_Dataset records_:
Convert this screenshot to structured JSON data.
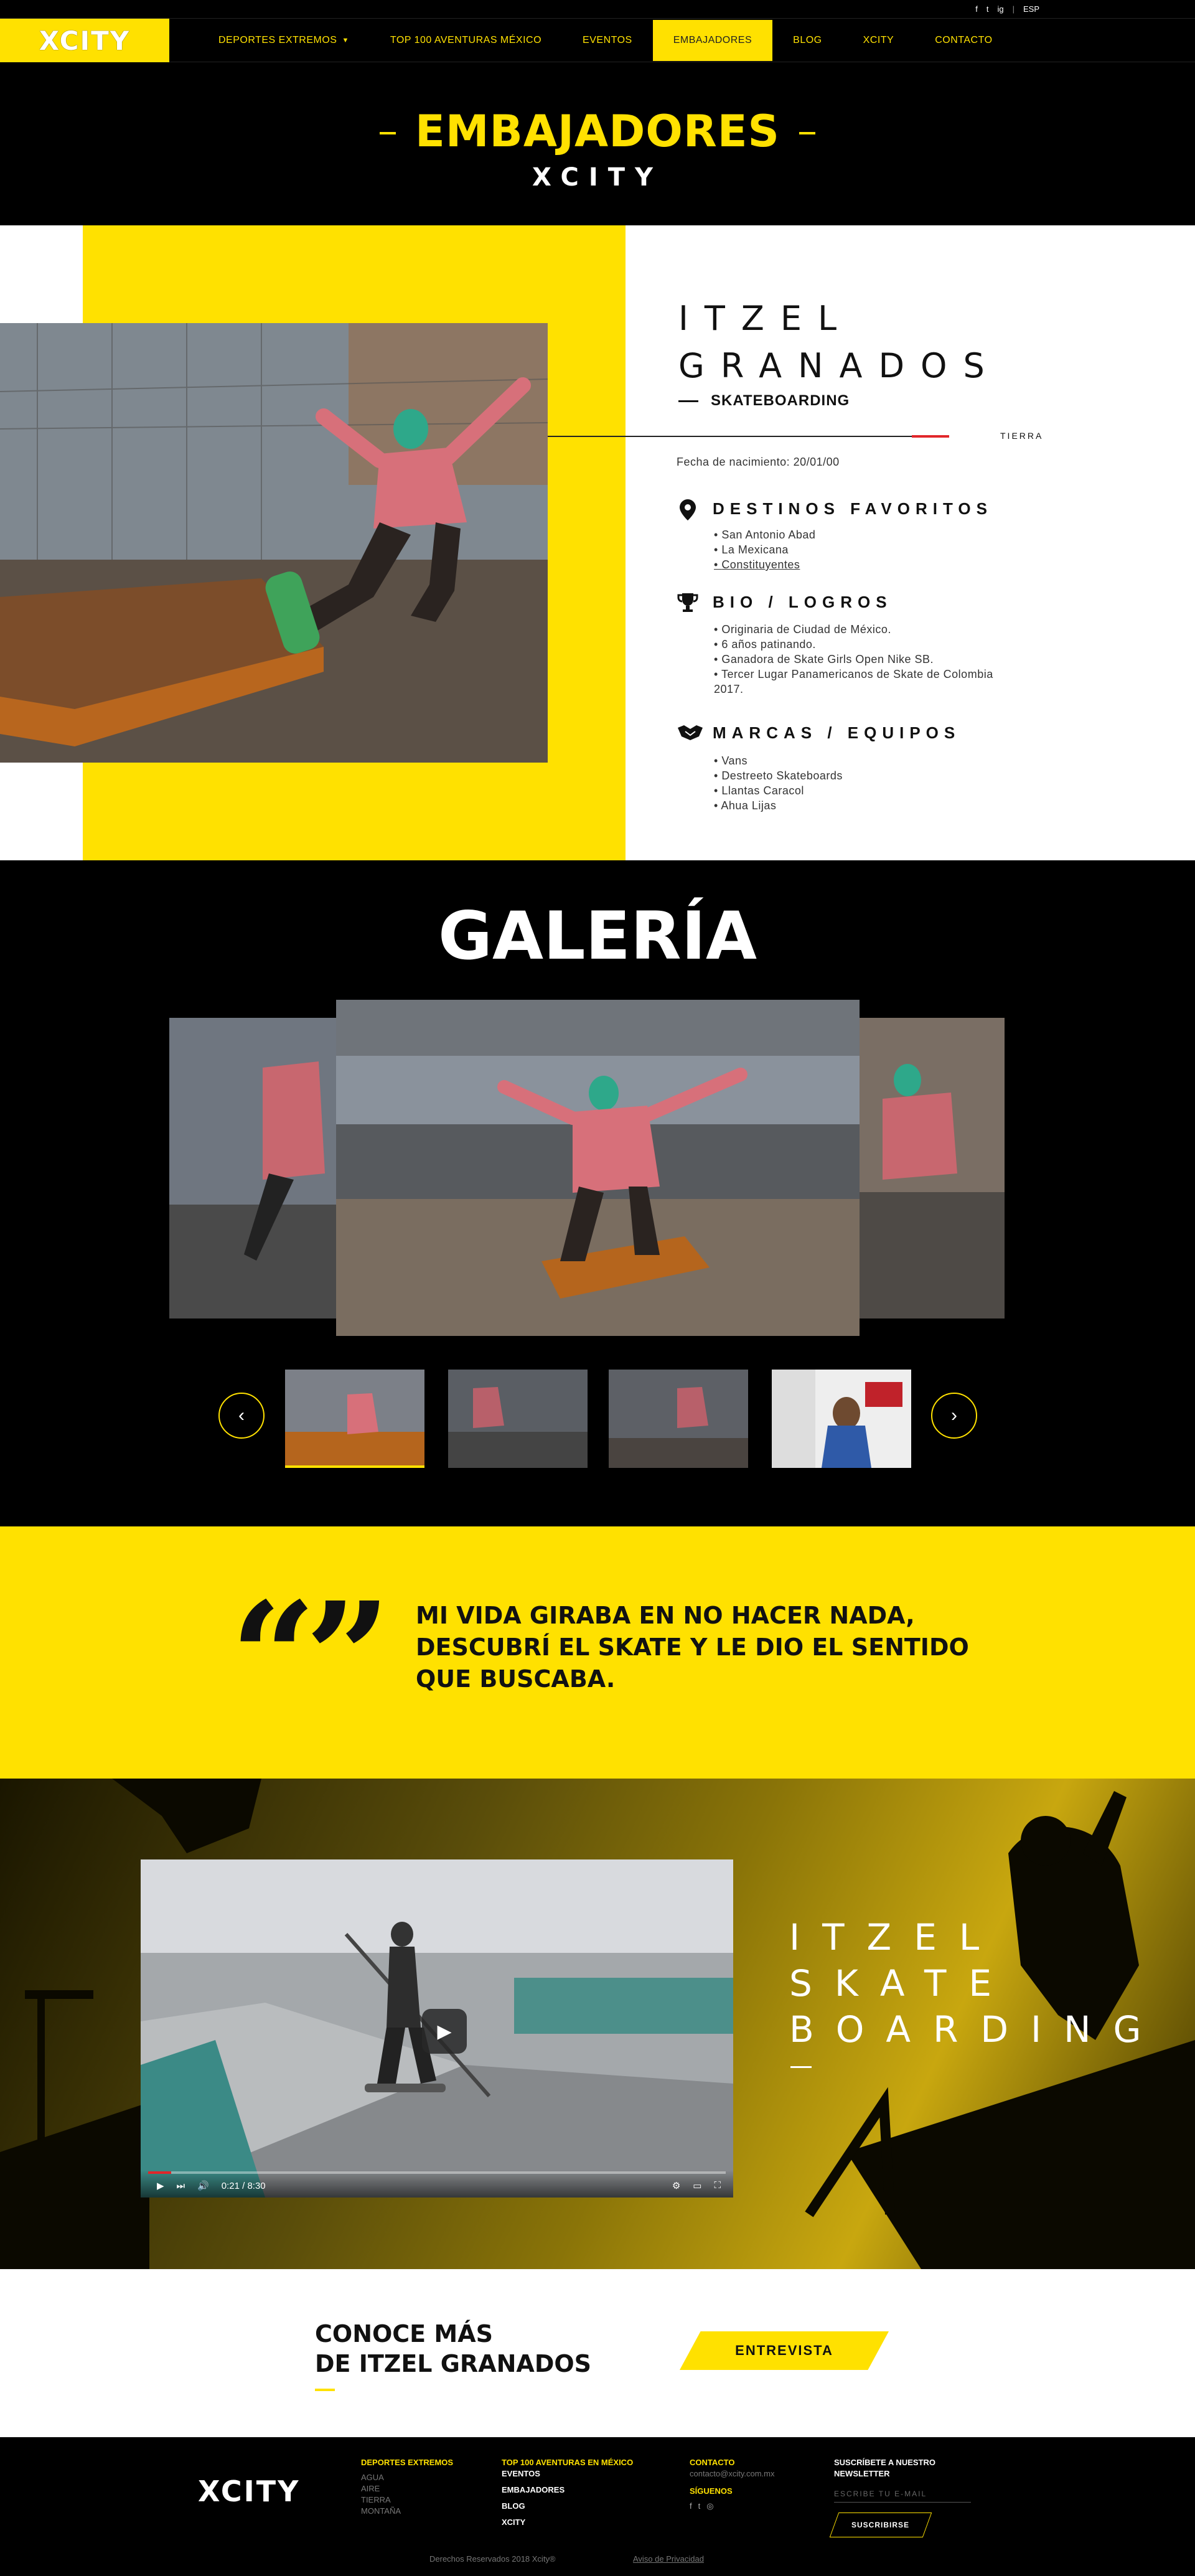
{
  "topbar": {
    "social": [
      "f",
      "t",
      "ig"
    ],
    "lang": "ESP"
  },
  "nav": {
    "logo": "XCITY",
    "items": [
      {
        "label": "DEPORTES EXTREMOS",
        "dropdown": true
      },
      {
        "label": "TOP 100 AVENTURAS MÉXICO"
      },
      {
        "label": "EVENTOS"
      },
      {
        "label": "EMBAJADORES",
        "active": true
      },
      {
        "label": "BLOG"
      },
      {
        "label": "XCITY"
      },
      {
        "label": "CONTACTO"
      }
    ]
  },
  "hero": {
    "title": "EMBAJADORES",
    "subtitle": "XCITY"
  },
  "profile": {
    "name_line1": "ITZEL",
    "name_line2": "GRANADOS",
    "sport": "SKATEBOARDING",
    "terrain": "TIERRA",
    "birth": "Fecha de nacimiento: 20/01/00",
    "destinos": {
      "title": "DESTINOS FAVORITOS",
      "icon": "map-pin-icon",
      "items": [
        "San Antonio Abad",
        "La Mexicana",
        "Constituyentes"
      ]
    },
    "bio": {
      "title": "BIO / LOGROS",
      "icon": "trophy-icon",
      "items": [
        "Originaria de Ciudad de México.",
        "6 años patinando.",
        "Ganadora de Skate Girls Open Nike SB.",
        "Tercer Lugar Panamericanos de Skate de Colombia 2017."
      ]
    },
    "marcas": {
      "title": "MARCAS / EQUIPOS",
      "icon": "handshake-icon",
      "items": [
        "Vans",
        "Destreeto Skateboards",
        "Llantas Caracol",
        "Ahua Lijas"
      ]
    }
  },
  "gallery": {
    "title": "GALERÍA",
    "prev_icon": "chevron-left-icon",
    "next_icon": "chevron-right-icon"
  },
  "quote": {
    "marks": "“”",
    "text": "MI VIDA GIRABA EN NO HACER NADA, DESCUBRÍ EL SKATE Y LE DIO EL SENTIDO QUE BUSCABA."
  },
  "video": {
    "time": "0:21 / 8:30",
    "progress": 0.04,
    "title_line1": "ITZEL",
    "title_line2": "SKATE",
    "title_line3": "BOARDING"
  },
  "conoce": {
    "line1": "CONOCE MÁS",
    "line2": "DE ITZEL GRANADOS",
    "button": "ENTREVISTA"
  },
  "footer": {
    "logo": "XCITY",
    "col1_head": "DEPORTES EXTREMOS",
    "col1_items": [
      "AGUA",
      "AIRE",
      "TIERRA",
      "MONTAÑA"
    ],
    "col2_items": [
      "TOP 100 AVENTURAS EN MÉXICO",
      "EVENTOS",
      "EMBAJADORES",
      "BLOG",
      "XCITY"
    ],
    "contact_head": "CONTACTO",
    "contact_email": "contacto@xcity.com.mx",
    "follow_head": "SÍGUENOS",
    "newsletter_head": "SUSCRÍBETE A NUESTRO NEWSLETTER",
    "newsletter_placeholder": "ESCRIBE TU E-MAIL",
    "subscribe": "SUSCRIBIRSE",
    "copyright": "Derechos Reservados 2018 Xcity®",
    "privacy": "Aviso de Privacidad"
  },
  "colors": {
    "accent": "#ffe100",
    "dark": "#000000",
    "red": "#e1262a"
  }
}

_Problem statement_:
Leave the pictures out and reproduce each record exactly as written.

_Reply to the task_:
Convert this screenshot to structured JSON data.
{
  "topbar": {
    "social": [
      "f",
      "t",
      "ig"
    ],
    "lang": "ESP"
  },
  "nav": {
    "logo": "XCITY",
    "items": [
      {
        "label": "DEPORTES EXTREMOS",
        "dropdown": true
      },
      {
        "label": "TOP 100 AVENTURAS MÉXICO"
      },
      {
        "label": "EVENTOS"
      },
      {
        "label": "EMBAJADORES",
        "active": true
      },
      {
        "label": "BLOG"
      },
      {
        "label": "XCITY"
      },
      {
        "label": "CONTACTO"
      }
    ]
  },
  "hero": {
    "title": "EMBAJADORES",
    "subtitle": "XCITY"
  },
  "profile": {
    "name_line1": "ITZEL",
    "name_line2": "GRANADOS",
    "sport": "SKATEBOARDING",
    "terrain": "TIERRA",
    "birth": "Fecha de nacimiento: 20/01/00",
    "destinos": {
      "title": "DESTINOS FAVORITOS",
      "icon": "map-pin-icon",
      "items": [
        "San Antonio Abad",
        "La Mexicana",
        "Constituyentes"
      ]
    },
    "bio": {
      "title": "BIO / LOGROS",
      "icon": "trophy-icon",
      "items": [
        "Originaria de Ciudad de México.",
        "6 años patinando.",
        "Ganadora de Skate Girls Open Nike SB.",
        "Tercer Lugar Panamericanos de Skate de Colombia 2017."
      ]
    },
    "marcas": {
      "title": "MARCAS / EQUIPOS",
      "icon": "handshake-icon",
      "items": [
        "Vans",
        "Destreeto Skateboards",
        "Llantas Caracol",
        "Ahua Lijas"
      ]
    }
  },
  "gallery": {
    "title": "GALERÍA",
    "prev_icon": "chevron-left-icon",
    "next_icon": "chevron-right-icon"
  },
  "quote": {
    "marks": "“”",
    "text": "MI VIDA GIRABA EN NO HACER NADA, DESCUBRÍ EL SKATE Y LE DIO EL SENTIDO QUE BUSCABA."
  },
  "video": {
    "time": "0:21 / 8:30",
    "progress": 0.04,
    "title_line1": "ITZEL",
    "title_line2": "SKATE",
    "title_line3": "BOARDING"
  },
  "conoce": {
    "line1": "CONOCE MÁS",
    "line2": "DE ITZEL GRANADOS",
    "button": "ENTREVISTA"
  },
  "footer": {
    "logo": "XCITY",
    "col1_head": "DEPORTES EXTREMOS",
    "col1_items": [
      "AGUA",
      "AIRE",
      "TIERRA",
      "MONTAÑA"
    ],
    "col2_items": [
      "TOP 100 AVENTURAS EN MÉXICO",
      "EVENTOS",
      "EMBAJADORES",
      "BLOG",
      "XCITY"
    ],
    "contact_head": "CONTACTO",
    "contact_email": "contacto@xcity.com.mx",
    "follow_head": "SÍGUENOS",
    "newsletter_head": "SUSCRÍBETE A NUESTRO NEWSLETTER",
    "newsletter_placeholder": "ESCRIBE TU E-MAIL",
    "subscribe": "SUSCRIBIRSE",
    "copyright": "Derechos Reservados 2018 Xcity®",
    "privacy": "Aviso de Privacidad"
  },
  "colors": {
    "accent": "#ffe100",
    "dark": "#000000",
    "red": "#e1262a"
  }
}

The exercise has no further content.